— start of TASK MATERIAL —

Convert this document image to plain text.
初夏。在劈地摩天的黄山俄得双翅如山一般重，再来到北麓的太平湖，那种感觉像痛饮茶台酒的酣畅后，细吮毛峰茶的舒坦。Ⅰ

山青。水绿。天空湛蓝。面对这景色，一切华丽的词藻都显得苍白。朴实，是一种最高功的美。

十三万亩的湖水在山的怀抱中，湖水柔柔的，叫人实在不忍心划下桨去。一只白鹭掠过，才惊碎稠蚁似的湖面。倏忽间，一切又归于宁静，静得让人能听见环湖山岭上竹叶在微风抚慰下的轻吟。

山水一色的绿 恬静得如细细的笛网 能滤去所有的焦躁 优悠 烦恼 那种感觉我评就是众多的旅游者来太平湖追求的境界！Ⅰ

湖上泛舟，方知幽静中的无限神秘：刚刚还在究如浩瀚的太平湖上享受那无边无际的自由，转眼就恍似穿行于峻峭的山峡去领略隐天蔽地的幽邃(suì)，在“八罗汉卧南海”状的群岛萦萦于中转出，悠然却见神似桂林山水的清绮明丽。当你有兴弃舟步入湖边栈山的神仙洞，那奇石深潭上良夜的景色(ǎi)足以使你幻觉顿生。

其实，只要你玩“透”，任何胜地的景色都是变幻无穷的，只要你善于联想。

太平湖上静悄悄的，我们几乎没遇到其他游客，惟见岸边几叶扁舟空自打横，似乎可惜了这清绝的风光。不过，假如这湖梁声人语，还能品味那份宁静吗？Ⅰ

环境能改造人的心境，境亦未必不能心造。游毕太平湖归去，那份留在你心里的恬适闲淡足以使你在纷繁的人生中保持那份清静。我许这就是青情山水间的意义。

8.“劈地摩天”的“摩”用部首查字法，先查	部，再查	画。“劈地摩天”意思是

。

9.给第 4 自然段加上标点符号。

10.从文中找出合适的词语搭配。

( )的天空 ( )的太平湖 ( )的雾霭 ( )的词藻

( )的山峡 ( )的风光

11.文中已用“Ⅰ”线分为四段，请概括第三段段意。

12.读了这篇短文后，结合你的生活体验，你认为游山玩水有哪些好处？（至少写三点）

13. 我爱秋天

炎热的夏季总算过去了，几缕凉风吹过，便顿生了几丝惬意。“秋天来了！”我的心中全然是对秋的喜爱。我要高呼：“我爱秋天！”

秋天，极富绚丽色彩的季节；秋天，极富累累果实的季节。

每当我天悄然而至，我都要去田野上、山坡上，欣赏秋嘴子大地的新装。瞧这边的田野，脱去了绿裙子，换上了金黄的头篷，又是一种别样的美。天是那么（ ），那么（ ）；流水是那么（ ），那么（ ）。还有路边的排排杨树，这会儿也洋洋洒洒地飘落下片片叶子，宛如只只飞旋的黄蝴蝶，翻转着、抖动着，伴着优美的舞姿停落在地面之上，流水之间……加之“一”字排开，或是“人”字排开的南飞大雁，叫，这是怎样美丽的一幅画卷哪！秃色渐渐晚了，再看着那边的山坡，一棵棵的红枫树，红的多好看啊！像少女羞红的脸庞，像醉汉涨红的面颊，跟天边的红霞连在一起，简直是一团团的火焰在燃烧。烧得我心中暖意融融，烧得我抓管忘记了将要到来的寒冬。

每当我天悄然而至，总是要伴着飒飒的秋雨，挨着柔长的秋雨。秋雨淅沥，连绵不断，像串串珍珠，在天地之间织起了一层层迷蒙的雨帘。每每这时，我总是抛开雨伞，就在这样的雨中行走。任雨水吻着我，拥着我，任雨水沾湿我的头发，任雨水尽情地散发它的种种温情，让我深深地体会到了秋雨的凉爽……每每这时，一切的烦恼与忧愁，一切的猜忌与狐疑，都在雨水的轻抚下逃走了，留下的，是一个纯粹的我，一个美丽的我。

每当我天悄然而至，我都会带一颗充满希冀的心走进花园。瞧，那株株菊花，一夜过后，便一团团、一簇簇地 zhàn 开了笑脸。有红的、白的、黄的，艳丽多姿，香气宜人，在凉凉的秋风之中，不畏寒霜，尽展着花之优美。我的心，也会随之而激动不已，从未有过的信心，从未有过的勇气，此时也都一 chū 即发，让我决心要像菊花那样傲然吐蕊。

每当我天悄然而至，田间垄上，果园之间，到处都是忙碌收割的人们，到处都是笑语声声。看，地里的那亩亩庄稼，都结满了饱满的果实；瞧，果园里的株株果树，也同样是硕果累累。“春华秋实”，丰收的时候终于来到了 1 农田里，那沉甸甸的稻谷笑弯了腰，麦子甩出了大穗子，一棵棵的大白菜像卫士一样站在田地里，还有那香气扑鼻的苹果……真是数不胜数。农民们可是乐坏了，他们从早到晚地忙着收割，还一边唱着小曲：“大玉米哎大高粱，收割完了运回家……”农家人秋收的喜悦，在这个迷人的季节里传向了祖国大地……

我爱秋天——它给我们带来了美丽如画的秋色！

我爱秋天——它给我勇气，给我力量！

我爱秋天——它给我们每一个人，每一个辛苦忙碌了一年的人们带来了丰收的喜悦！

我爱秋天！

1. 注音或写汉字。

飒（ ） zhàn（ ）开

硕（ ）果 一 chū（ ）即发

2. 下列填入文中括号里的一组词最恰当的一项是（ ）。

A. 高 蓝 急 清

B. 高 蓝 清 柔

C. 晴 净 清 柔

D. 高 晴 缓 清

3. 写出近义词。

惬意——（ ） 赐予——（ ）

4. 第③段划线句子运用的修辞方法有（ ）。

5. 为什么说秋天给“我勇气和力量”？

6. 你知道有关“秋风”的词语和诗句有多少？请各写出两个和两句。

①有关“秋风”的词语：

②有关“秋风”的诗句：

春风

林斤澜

— end of TASK MATERIAL —

| YOUR TASK |
Find the string "我爱秋天" in the listing and return every line that holds it.

| RESPONSE TO THIS TASK |
13. 我爱秋天
炎热的夏季总算过去了，几缕凉风吹过，便顿生了几丝惬意。“秋天来了！”我的心中全然是对秋的喜爱。我要高呼：“我爱秋天！”
我爱秋天——它给我们带来了美丽如画的秋色！
我爱秋天——它给我勇气，给我力量！
我爱秋天——它给我们每一个人，每一个辛苦忙碌了一年的人们带来了丰收的喜悦！
我爱秋天！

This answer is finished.